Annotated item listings
********************

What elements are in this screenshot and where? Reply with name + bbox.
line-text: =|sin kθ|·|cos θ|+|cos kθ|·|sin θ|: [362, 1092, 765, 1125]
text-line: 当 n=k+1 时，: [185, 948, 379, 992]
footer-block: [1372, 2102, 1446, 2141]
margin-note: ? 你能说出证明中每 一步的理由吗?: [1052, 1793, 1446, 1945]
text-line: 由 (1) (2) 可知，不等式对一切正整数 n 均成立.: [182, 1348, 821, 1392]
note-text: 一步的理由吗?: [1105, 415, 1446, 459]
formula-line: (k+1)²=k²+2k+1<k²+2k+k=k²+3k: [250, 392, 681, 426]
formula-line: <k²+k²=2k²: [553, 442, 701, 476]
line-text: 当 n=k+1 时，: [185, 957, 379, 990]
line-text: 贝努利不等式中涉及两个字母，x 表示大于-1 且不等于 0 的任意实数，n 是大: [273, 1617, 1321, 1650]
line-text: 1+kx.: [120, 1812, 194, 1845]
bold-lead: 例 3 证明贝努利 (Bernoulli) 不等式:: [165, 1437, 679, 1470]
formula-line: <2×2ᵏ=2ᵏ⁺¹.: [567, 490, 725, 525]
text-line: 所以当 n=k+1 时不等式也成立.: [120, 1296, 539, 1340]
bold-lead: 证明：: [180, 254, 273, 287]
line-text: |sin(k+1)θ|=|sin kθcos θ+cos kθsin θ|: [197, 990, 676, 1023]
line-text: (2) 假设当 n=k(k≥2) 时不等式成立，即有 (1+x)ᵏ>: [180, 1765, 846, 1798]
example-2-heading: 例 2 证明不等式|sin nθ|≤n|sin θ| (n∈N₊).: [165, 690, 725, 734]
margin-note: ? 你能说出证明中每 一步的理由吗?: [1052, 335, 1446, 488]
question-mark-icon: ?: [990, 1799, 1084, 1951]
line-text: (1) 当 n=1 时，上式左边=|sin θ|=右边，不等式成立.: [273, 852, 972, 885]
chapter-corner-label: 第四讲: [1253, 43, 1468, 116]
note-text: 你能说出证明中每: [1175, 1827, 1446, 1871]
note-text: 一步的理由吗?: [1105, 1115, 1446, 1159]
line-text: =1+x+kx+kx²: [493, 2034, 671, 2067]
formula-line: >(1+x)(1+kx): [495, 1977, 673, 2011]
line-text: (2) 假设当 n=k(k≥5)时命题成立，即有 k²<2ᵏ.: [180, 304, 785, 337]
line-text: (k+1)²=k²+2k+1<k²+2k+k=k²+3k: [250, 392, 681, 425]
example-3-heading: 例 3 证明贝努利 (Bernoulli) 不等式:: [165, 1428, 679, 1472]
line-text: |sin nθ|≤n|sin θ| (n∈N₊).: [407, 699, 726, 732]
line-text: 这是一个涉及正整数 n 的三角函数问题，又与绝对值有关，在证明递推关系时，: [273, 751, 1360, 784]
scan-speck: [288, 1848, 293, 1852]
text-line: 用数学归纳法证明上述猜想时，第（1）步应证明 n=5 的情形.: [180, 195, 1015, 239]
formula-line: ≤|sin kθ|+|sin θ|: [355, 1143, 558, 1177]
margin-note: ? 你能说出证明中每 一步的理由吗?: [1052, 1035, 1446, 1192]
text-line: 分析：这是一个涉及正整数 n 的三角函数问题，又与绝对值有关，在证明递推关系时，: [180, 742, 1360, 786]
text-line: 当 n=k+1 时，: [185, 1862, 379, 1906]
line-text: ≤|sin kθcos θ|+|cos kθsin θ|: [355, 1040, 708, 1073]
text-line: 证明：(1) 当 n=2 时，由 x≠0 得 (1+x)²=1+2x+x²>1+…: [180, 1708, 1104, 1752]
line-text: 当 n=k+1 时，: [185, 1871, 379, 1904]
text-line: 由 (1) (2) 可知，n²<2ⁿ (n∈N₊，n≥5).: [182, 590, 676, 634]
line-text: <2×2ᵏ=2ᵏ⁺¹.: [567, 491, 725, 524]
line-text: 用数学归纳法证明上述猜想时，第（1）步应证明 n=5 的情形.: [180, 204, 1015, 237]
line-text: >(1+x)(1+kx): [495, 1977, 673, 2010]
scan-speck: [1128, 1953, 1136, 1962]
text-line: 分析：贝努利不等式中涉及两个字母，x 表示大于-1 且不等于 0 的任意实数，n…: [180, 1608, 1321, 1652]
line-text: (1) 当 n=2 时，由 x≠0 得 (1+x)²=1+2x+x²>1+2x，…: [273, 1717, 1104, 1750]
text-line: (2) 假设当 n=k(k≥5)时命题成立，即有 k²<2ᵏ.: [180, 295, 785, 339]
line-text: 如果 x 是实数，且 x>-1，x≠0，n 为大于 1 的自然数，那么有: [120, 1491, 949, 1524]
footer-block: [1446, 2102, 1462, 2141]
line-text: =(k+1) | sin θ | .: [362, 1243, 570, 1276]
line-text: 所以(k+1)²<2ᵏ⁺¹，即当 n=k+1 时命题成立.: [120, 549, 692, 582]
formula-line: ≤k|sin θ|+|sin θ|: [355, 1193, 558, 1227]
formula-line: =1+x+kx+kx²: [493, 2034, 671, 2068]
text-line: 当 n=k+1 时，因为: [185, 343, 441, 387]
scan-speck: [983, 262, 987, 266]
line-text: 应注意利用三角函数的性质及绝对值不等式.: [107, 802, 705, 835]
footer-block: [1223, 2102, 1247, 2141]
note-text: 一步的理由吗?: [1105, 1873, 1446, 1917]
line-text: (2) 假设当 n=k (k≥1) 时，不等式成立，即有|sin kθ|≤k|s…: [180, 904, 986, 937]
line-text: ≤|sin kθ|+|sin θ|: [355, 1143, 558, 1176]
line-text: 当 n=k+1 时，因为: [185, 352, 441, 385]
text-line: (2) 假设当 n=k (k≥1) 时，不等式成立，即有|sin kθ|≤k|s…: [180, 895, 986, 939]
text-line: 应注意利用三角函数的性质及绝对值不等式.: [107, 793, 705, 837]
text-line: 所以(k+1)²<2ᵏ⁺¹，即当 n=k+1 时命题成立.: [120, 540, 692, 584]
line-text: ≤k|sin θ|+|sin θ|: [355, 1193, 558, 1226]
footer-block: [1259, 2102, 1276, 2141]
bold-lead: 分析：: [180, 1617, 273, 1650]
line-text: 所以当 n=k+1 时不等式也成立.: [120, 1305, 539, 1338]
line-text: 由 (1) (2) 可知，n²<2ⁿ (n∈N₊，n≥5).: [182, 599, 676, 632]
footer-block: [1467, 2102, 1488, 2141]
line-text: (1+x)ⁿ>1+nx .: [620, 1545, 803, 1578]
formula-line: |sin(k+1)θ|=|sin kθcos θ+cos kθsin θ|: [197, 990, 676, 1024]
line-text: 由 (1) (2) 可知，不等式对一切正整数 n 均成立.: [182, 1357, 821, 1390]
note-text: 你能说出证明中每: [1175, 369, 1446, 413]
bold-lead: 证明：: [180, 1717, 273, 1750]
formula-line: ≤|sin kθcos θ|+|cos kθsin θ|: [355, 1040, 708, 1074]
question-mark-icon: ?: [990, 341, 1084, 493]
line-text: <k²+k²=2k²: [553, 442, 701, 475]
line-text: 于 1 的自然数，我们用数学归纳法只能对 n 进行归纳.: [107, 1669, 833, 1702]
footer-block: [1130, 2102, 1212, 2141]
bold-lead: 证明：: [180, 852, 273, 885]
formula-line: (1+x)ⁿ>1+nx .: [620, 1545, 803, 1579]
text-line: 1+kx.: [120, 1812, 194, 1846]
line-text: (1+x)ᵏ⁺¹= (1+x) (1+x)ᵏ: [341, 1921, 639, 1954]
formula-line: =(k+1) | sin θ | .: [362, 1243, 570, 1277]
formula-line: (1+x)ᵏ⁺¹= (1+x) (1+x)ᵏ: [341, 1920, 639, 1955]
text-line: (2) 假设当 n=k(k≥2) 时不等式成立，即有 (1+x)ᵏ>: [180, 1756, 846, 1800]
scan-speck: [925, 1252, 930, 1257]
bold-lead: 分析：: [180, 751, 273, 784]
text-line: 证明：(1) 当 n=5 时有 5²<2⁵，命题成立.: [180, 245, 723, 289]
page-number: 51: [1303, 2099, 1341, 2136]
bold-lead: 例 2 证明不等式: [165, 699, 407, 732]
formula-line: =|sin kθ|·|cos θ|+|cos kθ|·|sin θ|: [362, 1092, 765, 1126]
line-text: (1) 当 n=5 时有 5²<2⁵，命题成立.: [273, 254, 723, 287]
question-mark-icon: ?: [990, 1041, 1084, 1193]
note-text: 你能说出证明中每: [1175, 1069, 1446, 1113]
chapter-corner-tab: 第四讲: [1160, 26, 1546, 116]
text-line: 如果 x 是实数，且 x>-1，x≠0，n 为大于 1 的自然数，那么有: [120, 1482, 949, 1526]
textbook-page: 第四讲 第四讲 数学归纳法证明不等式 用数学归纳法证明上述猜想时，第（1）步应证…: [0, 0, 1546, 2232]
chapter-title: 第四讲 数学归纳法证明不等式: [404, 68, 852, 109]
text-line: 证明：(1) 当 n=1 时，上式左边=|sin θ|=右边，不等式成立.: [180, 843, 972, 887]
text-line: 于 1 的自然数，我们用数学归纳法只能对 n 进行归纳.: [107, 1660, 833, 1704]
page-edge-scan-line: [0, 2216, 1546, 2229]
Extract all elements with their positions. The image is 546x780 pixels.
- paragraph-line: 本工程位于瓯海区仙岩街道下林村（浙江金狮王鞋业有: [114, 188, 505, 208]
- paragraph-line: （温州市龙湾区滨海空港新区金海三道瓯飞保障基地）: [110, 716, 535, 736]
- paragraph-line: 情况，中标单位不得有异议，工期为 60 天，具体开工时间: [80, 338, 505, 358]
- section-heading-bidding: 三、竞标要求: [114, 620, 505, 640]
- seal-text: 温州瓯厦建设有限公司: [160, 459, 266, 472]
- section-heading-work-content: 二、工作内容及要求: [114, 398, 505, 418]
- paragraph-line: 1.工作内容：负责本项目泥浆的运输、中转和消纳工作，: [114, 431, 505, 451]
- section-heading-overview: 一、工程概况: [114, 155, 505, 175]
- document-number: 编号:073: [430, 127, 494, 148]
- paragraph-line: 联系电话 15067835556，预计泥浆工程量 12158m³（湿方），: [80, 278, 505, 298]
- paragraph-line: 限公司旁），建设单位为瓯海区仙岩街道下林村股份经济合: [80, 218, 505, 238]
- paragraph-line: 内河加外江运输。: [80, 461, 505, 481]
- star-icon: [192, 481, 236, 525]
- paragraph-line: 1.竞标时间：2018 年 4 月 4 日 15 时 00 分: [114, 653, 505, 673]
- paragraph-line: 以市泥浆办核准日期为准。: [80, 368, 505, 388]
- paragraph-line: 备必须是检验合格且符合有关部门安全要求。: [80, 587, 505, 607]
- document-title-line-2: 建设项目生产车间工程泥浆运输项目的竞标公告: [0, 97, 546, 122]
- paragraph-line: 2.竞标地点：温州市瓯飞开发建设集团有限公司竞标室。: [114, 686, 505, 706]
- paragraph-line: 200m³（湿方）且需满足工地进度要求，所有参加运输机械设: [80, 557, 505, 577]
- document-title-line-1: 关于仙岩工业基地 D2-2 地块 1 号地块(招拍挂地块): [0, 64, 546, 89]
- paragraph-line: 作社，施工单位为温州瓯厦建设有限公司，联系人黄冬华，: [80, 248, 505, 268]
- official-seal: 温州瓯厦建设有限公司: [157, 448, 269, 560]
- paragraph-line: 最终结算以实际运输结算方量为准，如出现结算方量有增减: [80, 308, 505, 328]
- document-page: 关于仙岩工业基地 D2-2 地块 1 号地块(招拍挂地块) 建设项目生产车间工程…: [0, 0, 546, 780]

********************

> _What needs to be done_:
Reproduce word for word the lines running from the start of the items above through the line containing "bold-lead: 证明：: [180, 254, 273, 287]", including both ends.

> _Result of the task_:
What elements are in this screenshot and where? Reply with name + bbox.
line-text: =|sin kθ|·|cos θ|+|cos kθ|·|sin θ|: [362, 1092, 765, 1125]
text-line: 当 n=k+1 时，: [185, 948, 379, 992]
footer-block: [1372, 2102, 1446, 2141]
margin-note: ? 你能说出证明中每 一步的理由吗?: [1052, 1793, 1446, 1945]
text-line: 由 (1) (2) 可知，不等式对一切正整数 n 均成立.: [182, 1348, 821, 1392]
note-text: 一步的理由吗?: [1105, 415, 1446, 459]
formula-line: (k+1)²=k²+2k+1<k²+2k+k=k²+3k: [250, 392, 681, 426]
formula-line: <k²+k²=2k²: [553, 442, 701, 476]
line-text: 当 n=k+1 时，: [185, 957, 379, 990]
line-text: 贝努利不等式中涉及两个字母，x 表示大于-1 且不等于 0 的任意实数，n 是大: [273, 1617, 1321, 1650]
line-text: 1+kx.: [120, 1812, 194, 1845]
bold-lead: 例 3 证明贝努利 (Bernoulli) 不等式:: [165, 1437, 679, 1470]
formula-line: <2×2ᵏ=2ᵏ⁺¹.: [567, 490, 725, 525]
text-line: 所以当 n=k+1 时不等式也成立.: [120, 1296, 539, 1340]
bold-lead: 证明：: [180, 254, 273, 287]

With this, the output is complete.